§ WORK TO BE COMPLETED
Check every line below for the word "grid" and show those that hold it.

-------- EXTRACTED RECORDS

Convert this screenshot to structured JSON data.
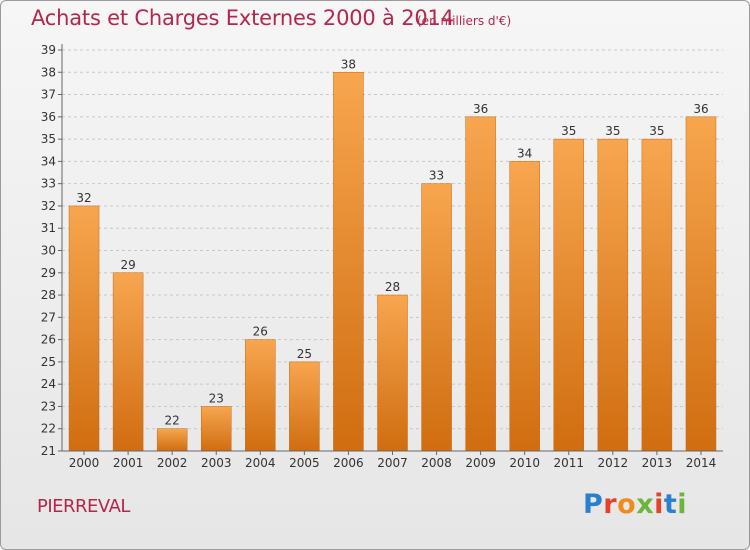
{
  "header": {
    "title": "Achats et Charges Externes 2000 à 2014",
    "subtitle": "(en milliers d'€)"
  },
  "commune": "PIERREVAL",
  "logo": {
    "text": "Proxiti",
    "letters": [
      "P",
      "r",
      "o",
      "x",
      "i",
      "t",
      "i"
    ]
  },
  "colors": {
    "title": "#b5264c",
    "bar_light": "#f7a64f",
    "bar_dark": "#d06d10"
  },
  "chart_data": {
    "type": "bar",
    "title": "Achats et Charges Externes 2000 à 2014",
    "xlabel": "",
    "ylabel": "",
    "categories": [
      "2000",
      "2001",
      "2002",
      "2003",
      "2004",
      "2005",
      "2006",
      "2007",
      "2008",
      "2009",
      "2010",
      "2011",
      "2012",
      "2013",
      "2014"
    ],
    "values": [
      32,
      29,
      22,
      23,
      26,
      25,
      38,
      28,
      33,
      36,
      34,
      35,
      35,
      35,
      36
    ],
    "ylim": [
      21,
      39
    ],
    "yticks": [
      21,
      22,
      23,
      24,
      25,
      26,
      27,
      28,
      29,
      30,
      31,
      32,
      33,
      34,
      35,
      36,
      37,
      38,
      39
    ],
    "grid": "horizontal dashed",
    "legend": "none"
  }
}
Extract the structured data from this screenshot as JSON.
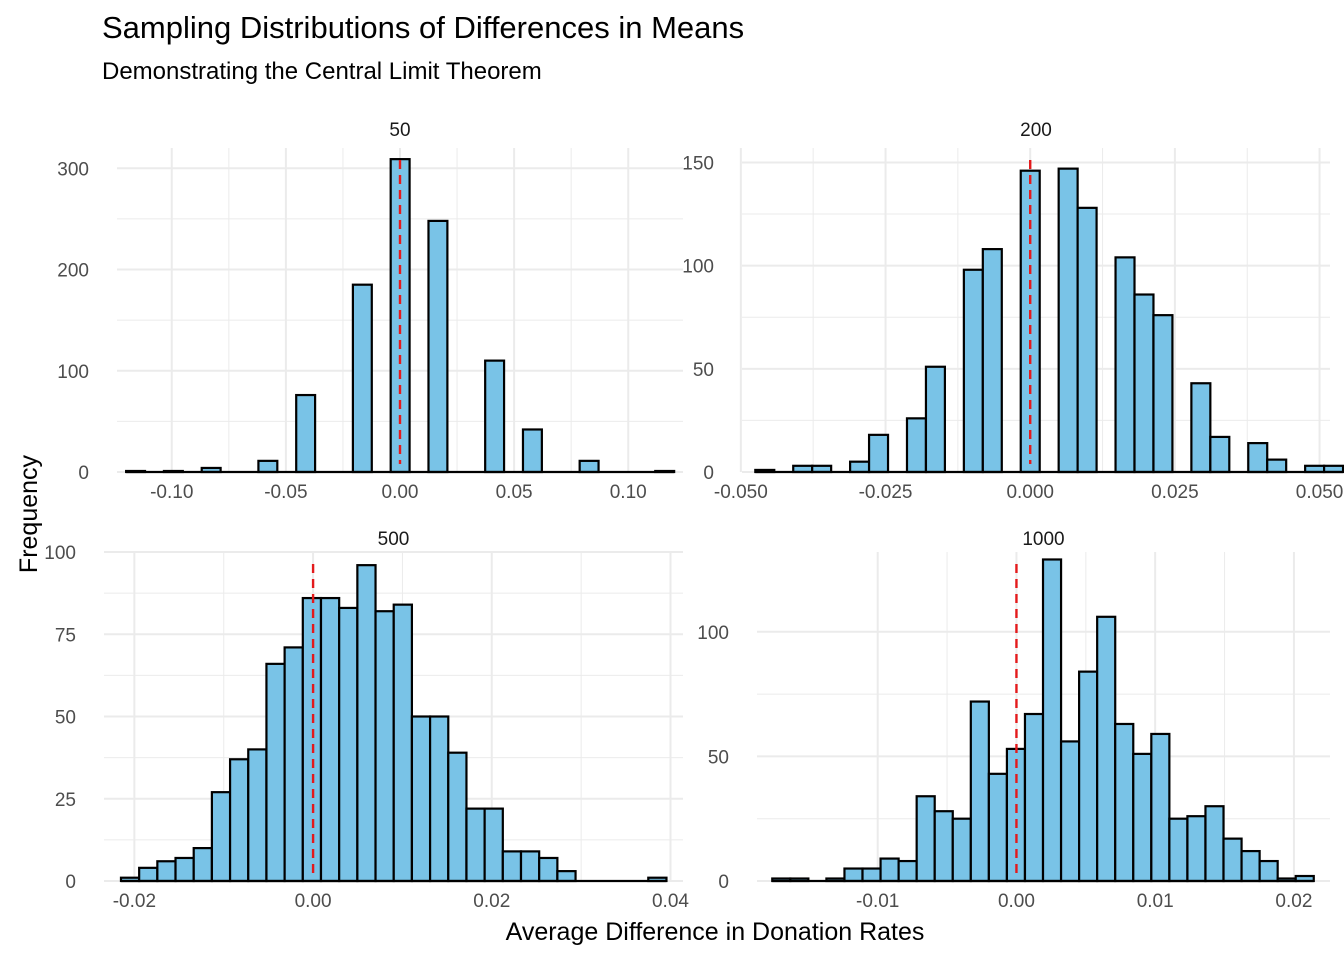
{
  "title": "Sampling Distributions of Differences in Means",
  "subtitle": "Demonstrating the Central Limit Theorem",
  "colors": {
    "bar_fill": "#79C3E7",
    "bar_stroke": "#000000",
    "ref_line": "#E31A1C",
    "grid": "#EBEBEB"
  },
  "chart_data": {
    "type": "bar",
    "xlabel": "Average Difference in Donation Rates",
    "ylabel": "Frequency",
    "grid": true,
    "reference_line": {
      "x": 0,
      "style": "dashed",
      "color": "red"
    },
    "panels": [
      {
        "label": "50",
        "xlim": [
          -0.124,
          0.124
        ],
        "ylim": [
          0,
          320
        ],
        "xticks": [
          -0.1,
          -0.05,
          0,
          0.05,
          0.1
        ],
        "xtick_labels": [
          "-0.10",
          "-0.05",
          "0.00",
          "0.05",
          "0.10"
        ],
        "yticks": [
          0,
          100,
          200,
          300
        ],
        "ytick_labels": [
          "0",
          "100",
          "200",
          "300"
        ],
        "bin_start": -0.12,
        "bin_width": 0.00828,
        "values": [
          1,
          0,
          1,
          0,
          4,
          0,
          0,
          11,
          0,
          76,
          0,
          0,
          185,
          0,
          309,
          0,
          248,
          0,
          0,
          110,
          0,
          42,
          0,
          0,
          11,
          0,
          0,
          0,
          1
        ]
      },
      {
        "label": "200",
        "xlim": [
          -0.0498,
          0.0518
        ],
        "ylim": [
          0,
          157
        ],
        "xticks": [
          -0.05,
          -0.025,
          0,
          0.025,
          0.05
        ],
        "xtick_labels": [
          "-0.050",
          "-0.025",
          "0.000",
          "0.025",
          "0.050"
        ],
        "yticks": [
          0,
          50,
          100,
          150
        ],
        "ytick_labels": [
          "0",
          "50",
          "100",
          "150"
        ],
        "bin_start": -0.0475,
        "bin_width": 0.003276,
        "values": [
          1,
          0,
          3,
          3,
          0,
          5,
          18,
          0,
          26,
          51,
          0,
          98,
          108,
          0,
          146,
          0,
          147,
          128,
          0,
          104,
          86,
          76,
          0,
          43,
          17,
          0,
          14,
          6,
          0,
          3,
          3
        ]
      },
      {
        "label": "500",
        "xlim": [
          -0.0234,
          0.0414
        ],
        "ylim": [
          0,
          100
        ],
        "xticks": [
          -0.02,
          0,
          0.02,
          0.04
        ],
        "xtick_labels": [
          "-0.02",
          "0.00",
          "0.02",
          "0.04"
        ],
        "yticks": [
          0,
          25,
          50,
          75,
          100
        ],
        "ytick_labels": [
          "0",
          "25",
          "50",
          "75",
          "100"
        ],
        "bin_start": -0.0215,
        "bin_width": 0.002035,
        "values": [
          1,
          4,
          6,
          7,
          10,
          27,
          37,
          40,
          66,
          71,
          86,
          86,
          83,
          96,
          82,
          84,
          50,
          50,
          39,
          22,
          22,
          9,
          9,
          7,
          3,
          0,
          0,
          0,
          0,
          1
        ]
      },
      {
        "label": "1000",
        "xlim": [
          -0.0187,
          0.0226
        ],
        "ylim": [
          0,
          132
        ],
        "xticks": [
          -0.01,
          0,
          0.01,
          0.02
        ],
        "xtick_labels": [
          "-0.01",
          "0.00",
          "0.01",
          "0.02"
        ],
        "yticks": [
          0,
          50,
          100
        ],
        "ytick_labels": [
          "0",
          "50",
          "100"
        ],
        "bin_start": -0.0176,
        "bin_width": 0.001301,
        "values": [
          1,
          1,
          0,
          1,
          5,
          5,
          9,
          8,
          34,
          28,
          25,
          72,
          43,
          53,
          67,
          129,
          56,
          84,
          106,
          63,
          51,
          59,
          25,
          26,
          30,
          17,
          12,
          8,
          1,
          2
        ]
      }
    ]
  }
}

----------------

§ SOLVED EXERCISE
    "grid": "horizontal dashed",
    "grid": "#EBEBEB"
    "grid": true,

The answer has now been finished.